* **What is being asked**: Find the lines with "produkterna" in them and copy them out.
[Start Record extracts]
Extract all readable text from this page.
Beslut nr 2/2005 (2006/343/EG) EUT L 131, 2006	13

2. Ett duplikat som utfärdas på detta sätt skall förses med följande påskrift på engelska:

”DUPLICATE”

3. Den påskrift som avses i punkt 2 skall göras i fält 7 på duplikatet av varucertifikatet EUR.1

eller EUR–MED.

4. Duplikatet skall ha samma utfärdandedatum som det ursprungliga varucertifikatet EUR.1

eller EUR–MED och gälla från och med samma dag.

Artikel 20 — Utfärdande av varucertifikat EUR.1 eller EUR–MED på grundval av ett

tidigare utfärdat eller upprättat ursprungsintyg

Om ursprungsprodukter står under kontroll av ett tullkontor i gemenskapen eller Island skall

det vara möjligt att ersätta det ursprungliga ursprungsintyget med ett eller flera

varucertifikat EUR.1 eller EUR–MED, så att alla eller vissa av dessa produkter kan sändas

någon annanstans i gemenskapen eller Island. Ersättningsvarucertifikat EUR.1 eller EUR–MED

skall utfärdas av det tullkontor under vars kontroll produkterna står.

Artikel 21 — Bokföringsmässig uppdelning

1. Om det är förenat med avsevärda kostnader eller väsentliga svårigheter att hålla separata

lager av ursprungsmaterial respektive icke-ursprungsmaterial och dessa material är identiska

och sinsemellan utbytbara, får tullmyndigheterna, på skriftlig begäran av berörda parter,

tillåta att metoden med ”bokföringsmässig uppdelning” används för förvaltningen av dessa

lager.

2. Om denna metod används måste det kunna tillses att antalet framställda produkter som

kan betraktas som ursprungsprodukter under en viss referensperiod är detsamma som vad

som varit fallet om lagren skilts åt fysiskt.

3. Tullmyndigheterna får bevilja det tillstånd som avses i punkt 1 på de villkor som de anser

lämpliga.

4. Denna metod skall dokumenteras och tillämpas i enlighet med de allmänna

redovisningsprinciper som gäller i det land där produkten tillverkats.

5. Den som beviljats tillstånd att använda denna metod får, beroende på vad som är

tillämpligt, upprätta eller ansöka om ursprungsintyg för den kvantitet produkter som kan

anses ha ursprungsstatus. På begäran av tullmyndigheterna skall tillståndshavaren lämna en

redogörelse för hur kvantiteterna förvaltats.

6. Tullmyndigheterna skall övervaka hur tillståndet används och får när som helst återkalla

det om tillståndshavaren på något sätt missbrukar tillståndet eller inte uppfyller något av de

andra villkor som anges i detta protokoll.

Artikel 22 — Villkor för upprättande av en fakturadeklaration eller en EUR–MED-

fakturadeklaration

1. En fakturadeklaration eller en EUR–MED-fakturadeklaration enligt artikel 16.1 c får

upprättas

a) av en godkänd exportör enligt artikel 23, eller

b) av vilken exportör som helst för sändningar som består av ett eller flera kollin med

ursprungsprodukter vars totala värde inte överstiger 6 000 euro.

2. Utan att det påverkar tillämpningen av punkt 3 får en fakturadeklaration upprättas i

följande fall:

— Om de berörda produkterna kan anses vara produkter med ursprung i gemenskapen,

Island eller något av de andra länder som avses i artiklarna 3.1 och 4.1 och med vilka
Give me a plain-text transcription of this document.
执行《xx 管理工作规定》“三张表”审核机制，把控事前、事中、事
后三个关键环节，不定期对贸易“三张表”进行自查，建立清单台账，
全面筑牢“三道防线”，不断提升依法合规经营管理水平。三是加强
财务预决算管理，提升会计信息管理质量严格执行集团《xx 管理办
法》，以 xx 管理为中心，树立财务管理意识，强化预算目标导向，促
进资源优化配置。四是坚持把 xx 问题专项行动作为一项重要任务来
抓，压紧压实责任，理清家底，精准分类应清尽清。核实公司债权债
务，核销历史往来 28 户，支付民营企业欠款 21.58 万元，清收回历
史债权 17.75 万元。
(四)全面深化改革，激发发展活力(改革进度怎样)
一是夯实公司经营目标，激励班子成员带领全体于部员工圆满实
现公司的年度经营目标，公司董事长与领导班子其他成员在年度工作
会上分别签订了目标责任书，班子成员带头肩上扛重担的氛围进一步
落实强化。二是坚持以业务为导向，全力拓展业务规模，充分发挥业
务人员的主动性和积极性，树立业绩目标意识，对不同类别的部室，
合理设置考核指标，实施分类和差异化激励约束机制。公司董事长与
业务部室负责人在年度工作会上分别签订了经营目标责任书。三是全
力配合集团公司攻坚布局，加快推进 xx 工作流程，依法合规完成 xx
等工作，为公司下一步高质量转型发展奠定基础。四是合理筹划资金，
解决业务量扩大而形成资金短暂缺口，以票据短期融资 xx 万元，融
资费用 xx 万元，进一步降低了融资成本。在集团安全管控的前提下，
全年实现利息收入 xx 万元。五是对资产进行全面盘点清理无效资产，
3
[End Record extracts]
* **Final result**:
skall utfärdas av det tullkontor under vars kontroll produkterna står.
— Om de berörda produkterna kan anses vara produkter med ursprung i gemenskapen,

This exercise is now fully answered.